◆ THE EXERCISE
From the entries that follow, list every line in which the string "American" appears.

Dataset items
>> BEGIN

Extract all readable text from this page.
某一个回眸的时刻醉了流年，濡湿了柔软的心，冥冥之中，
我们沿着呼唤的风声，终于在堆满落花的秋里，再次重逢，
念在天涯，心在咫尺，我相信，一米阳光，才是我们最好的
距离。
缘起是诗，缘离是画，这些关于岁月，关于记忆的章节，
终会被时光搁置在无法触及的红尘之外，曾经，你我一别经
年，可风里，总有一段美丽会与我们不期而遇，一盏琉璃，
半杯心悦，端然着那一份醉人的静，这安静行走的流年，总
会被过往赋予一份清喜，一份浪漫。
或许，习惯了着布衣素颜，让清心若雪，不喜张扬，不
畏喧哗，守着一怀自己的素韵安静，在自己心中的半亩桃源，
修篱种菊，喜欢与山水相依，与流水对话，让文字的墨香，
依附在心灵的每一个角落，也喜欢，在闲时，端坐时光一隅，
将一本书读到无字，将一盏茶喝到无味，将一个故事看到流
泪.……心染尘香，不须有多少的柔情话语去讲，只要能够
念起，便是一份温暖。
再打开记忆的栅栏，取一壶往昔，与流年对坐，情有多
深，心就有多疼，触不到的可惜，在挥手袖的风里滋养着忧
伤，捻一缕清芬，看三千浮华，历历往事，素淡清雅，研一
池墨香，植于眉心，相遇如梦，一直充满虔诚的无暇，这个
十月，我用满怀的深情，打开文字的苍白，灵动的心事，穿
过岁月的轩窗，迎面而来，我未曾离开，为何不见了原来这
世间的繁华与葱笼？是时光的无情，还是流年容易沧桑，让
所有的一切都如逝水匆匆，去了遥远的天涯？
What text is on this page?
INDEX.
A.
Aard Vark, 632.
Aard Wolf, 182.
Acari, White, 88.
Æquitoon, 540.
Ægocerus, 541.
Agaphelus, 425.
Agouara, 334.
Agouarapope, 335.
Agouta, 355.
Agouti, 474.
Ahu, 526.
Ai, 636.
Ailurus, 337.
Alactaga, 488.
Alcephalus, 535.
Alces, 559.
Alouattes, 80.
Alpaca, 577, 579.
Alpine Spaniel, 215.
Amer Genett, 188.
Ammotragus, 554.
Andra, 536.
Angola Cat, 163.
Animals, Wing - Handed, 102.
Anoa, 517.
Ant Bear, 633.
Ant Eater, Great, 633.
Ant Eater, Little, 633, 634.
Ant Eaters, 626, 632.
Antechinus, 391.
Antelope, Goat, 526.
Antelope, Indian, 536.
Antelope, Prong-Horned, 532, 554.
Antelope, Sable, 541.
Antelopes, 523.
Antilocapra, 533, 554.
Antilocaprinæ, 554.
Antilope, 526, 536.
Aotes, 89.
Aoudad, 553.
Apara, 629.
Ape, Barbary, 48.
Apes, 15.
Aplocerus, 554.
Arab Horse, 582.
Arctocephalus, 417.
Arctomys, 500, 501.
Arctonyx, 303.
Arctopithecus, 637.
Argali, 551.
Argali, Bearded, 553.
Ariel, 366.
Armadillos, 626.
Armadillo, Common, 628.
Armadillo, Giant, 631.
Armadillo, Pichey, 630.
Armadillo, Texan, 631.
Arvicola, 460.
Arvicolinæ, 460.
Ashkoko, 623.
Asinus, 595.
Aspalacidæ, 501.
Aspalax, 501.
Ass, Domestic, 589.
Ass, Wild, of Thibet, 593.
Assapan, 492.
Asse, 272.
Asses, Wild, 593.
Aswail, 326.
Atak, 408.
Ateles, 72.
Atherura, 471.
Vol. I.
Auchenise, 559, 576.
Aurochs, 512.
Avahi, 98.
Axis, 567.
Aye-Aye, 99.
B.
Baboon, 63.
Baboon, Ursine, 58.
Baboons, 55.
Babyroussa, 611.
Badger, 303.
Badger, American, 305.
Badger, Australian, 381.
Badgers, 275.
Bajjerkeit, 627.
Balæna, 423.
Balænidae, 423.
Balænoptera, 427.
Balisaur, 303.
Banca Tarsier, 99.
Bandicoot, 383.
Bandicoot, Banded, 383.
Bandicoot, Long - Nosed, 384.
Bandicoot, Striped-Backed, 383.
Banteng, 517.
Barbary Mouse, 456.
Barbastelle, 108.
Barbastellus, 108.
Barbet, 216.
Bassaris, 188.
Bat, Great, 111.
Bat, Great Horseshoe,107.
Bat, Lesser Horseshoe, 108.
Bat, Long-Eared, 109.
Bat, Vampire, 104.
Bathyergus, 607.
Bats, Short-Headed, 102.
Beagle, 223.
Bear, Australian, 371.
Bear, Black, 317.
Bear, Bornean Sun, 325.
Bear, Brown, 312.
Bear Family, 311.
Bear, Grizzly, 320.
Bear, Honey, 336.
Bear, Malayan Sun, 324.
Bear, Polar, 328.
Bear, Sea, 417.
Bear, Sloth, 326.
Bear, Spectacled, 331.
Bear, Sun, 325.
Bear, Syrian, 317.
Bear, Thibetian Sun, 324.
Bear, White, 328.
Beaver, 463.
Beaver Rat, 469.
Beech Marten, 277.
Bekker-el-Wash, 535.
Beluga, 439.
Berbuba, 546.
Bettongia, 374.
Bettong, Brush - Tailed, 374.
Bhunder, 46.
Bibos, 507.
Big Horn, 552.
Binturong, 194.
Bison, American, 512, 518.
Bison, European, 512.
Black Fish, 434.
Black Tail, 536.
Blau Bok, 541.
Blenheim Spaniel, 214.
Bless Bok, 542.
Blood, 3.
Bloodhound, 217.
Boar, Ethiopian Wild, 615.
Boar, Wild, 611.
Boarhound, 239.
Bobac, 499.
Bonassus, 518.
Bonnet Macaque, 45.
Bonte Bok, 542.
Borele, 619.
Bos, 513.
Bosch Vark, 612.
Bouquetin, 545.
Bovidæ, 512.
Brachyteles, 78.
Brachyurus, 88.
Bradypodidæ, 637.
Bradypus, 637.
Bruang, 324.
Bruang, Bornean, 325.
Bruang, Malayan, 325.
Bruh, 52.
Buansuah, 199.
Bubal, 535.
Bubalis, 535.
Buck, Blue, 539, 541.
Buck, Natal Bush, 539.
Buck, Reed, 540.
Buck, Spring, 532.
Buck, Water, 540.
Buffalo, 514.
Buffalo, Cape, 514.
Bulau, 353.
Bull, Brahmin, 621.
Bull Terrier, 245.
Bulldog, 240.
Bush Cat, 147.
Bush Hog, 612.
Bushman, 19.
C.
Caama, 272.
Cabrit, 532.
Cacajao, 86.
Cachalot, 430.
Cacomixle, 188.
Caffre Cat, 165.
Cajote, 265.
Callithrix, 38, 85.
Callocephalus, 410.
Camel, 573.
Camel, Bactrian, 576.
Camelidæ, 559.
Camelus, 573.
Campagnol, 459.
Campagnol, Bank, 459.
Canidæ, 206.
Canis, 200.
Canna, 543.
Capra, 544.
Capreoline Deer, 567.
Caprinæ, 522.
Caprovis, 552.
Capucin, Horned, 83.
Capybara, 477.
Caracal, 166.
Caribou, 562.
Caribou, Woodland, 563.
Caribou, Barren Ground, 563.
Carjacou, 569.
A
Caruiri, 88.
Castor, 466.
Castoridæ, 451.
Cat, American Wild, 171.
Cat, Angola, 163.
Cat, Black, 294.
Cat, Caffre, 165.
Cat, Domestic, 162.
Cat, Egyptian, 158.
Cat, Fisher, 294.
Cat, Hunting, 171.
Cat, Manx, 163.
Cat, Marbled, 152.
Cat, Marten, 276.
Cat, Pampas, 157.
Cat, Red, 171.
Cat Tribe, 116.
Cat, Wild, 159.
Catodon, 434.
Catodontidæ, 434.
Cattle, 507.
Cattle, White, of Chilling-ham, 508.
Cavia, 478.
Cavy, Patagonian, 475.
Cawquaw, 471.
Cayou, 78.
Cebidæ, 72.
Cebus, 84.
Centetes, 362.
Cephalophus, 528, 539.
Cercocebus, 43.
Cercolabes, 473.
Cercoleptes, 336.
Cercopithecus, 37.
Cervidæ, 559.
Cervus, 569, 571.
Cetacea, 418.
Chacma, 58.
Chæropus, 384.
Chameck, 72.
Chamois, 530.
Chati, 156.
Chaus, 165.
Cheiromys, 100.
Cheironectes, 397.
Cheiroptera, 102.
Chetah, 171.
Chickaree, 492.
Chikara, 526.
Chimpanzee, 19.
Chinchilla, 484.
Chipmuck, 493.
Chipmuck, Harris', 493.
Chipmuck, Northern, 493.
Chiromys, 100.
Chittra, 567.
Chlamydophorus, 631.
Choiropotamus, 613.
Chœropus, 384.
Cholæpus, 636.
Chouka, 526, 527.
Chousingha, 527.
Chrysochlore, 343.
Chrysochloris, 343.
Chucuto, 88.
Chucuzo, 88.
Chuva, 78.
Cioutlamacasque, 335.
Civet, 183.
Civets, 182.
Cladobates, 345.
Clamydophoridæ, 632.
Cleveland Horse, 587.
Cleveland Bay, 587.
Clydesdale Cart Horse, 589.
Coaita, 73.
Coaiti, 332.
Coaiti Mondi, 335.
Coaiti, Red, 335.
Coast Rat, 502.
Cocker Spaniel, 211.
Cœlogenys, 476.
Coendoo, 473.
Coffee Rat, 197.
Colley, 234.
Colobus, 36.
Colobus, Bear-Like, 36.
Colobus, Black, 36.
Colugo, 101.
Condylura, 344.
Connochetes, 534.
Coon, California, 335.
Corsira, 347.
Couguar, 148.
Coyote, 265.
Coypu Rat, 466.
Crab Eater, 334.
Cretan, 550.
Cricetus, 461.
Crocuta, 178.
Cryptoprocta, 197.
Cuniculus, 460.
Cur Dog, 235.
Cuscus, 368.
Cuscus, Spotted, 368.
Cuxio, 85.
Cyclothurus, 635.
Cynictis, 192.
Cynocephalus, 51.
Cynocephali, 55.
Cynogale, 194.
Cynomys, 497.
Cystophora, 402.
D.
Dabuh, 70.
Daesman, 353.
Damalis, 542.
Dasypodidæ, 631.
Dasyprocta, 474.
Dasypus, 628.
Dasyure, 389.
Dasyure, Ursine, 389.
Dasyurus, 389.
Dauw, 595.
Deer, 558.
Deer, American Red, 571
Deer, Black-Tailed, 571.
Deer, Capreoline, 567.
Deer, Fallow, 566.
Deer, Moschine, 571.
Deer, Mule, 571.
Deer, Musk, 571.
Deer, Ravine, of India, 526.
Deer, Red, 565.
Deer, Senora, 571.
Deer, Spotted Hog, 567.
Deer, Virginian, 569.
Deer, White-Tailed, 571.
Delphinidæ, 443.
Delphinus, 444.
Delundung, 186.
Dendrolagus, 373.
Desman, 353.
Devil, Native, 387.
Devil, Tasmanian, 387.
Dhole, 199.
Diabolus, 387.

>> END

◆ ANSWER TO THIS TASK
Badger, American, 305.
Bison, American, 512, 518.
Cat, American Wild, 171.
Deer, American Red, 571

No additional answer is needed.